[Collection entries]
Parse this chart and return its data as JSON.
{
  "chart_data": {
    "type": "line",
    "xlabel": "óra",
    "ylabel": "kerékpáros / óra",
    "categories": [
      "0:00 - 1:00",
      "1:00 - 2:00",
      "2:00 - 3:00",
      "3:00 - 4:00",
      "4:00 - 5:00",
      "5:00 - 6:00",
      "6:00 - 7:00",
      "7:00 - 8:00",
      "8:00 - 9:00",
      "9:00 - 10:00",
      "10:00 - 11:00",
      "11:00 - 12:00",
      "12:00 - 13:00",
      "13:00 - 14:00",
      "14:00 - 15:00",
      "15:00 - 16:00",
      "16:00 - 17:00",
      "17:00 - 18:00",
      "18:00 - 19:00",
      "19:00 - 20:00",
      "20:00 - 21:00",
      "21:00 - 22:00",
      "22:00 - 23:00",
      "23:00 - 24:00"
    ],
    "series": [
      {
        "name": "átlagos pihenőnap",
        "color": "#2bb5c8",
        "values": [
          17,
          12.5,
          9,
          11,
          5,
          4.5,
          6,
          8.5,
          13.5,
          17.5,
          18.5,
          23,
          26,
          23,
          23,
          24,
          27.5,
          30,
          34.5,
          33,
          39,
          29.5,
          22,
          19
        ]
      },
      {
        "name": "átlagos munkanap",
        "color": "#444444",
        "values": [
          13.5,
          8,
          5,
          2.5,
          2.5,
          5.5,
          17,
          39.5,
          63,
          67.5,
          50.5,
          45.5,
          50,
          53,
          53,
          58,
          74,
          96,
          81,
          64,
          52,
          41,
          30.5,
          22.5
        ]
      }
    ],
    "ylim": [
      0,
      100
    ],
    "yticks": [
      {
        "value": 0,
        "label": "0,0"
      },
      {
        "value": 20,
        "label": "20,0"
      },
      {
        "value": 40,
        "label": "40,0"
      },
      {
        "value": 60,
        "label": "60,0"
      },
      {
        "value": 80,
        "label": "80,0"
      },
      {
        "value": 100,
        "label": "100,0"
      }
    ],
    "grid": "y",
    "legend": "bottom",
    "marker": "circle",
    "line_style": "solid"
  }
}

*TASK PROMPT*: In how many lines does the word "átlagos" appear? Respond with the number alone.

*ANSWER*: 2